Task goal: Every line of the data that contains the string "interns" must be copied.

Material for this task:

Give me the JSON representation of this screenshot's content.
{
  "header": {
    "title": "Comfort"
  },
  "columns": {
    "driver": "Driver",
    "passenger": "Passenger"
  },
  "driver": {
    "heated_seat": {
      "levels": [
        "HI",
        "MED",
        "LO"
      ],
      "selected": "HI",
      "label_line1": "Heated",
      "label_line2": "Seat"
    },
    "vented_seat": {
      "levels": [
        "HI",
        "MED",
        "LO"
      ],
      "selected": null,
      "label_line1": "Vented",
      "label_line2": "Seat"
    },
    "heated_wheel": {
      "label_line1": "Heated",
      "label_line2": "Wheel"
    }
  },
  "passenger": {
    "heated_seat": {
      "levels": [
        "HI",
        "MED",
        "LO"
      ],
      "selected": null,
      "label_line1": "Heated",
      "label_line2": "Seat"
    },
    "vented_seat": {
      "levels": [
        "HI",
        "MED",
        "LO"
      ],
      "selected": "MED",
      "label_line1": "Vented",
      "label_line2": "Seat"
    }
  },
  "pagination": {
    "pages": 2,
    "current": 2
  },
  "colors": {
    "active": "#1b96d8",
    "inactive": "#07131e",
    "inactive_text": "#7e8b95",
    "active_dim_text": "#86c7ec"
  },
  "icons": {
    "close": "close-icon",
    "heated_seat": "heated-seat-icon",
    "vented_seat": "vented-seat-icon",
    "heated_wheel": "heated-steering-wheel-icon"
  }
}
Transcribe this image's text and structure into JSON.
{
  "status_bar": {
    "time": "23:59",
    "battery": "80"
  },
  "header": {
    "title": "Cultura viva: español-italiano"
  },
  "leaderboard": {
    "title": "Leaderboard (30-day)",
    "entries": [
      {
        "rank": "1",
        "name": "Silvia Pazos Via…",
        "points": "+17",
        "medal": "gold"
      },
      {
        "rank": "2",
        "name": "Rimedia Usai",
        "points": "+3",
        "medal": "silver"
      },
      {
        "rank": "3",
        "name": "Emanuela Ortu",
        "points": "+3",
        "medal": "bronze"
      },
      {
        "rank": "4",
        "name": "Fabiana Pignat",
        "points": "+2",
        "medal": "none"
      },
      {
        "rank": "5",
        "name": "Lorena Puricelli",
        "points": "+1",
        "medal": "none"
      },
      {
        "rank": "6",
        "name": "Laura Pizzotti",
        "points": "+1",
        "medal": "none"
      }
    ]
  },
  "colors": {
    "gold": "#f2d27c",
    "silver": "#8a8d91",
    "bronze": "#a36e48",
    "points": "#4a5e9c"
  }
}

--

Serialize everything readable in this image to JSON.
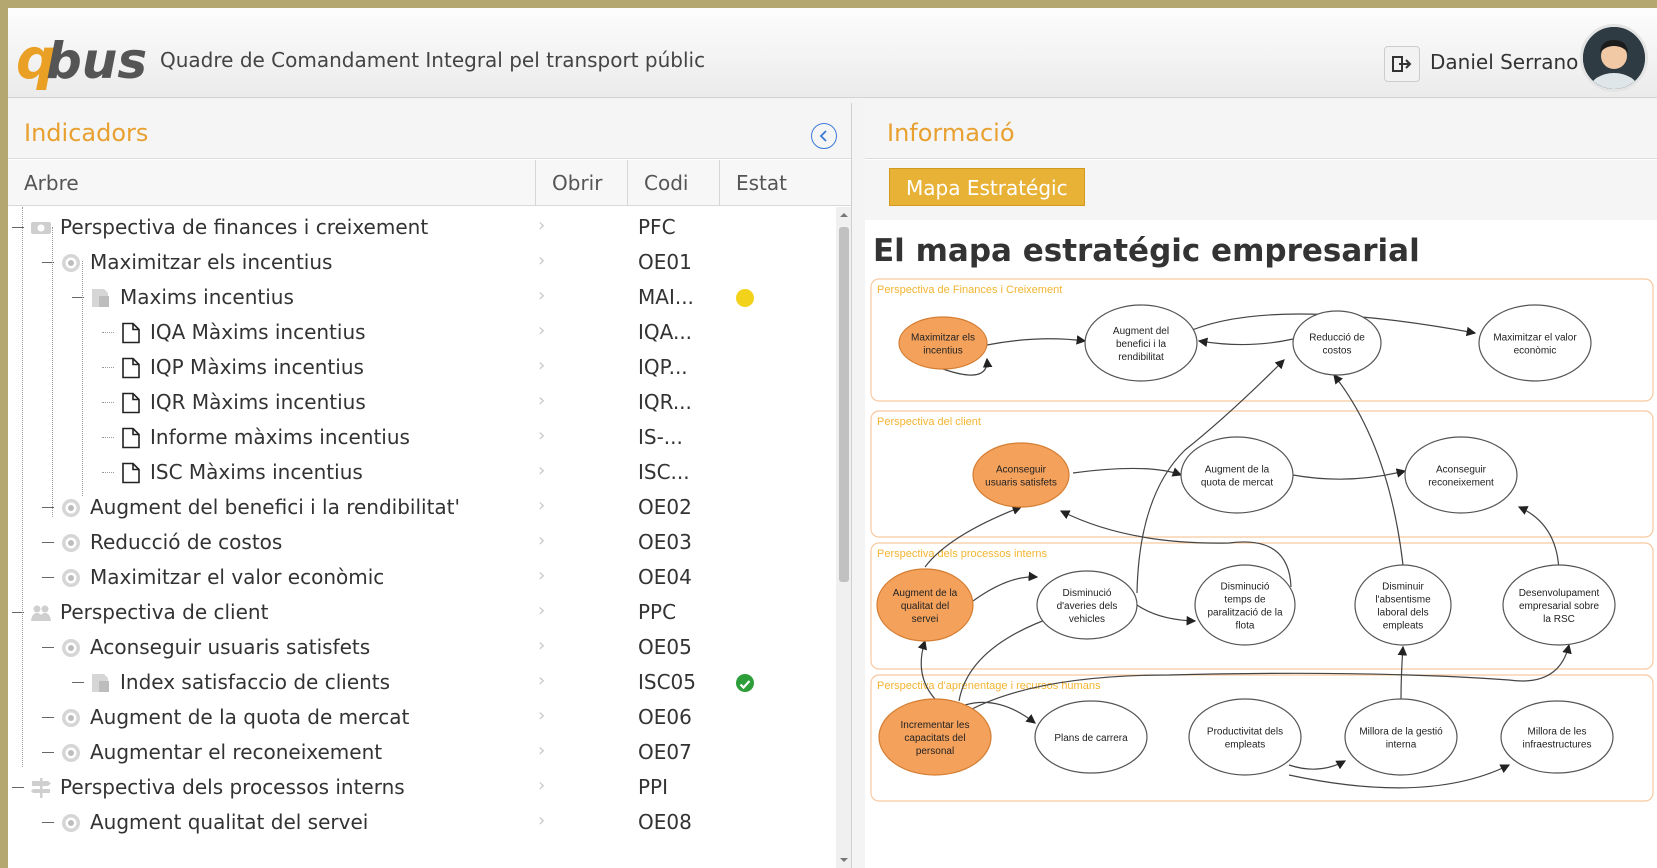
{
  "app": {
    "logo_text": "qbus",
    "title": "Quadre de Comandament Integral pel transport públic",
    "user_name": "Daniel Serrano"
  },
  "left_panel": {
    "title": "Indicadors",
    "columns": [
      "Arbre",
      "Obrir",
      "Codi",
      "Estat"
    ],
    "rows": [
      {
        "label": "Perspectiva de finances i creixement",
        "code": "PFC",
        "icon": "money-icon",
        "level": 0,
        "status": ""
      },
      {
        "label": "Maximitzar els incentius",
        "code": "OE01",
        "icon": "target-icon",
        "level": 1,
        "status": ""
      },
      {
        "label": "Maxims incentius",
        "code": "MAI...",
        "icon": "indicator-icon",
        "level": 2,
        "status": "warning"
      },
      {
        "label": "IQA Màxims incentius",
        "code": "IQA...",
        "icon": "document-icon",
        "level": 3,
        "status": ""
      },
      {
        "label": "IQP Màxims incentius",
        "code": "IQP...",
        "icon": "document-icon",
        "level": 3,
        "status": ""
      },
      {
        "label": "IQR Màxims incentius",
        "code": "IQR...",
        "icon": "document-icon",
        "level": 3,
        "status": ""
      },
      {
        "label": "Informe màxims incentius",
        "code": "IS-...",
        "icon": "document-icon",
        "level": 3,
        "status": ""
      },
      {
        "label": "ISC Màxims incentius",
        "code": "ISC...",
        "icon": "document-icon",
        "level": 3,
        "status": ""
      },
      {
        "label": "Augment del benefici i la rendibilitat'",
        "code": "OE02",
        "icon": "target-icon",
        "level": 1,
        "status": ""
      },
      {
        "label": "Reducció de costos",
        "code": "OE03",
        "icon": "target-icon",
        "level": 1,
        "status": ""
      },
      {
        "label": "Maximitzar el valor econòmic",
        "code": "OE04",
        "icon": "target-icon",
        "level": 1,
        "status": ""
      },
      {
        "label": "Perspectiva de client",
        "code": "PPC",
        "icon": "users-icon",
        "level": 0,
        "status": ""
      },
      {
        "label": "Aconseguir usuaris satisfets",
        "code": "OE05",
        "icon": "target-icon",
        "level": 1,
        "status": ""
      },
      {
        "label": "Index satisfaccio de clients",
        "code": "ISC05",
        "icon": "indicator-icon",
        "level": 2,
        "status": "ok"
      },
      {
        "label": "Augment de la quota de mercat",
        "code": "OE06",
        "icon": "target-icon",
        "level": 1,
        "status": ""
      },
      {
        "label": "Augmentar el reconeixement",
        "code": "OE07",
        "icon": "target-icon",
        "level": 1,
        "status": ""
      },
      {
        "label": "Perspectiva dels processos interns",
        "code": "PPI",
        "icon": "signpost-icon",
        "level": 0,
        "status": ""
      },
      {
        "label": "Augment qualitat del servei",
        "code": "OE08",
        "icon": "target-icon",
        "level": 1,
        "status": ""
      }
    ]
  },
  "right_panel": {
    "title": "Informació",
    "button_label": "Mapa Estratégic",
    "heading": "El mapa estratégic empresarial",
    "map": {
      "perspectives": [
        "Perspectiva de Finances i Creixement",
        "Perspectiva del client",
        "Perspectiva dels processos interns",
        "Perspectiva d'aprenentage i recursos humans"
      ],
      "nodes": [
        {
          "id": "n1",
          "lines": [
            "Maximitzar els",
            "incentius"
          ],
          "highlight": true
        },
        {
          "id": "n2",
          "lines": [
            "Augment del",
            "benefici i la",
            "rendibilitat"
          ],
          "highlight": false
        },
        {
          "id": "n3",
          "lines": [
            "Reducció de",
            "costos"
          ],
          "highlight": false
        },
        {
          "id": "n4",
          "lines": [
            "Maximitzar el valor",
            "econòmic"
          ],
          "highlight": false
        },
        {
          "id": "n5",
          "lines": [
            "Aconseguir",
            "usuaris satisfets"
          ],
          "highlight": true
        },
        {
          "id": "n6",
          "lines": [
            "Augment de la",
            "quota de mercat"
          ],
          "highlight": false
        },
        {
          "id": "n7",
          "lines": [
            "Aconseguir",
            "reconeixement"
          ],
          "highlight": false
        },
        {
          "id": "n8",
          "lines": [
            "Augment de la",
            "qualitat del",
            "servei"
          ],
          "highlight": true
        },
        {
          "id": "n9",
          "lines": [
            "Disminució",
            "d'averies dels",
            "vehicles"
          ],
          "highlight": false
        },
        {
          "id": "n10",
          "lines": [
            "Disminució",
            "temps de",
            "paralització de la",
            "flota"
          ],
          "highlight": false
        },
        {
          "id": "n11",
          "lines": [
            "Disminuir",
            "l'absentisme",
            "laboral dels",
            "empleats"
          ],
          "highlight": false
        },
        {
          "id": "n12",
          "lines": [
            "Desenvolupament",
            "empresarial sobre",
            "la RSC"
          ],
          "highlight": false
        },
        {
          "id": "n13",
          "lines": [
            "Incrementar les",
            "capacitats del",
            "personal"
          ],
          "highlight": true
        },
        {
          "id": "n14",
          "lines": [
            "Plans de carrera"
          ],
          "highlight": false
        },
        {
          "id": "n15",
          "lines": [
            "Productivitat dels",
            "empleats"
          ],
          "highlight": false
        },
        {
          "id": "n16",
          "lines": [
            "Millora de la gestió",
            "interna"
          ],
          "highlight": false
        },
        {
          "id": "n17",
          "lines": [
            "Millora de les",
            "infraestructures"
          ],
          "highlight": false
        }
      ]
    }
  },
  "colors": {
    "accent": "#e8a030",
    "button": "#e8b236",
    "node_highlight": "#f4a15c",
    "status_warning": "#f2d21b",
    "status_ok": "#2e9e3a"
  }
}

Expected answer:
        "label": "Perspectiva dels processos interns",
        "Perspectiva dels processos interns",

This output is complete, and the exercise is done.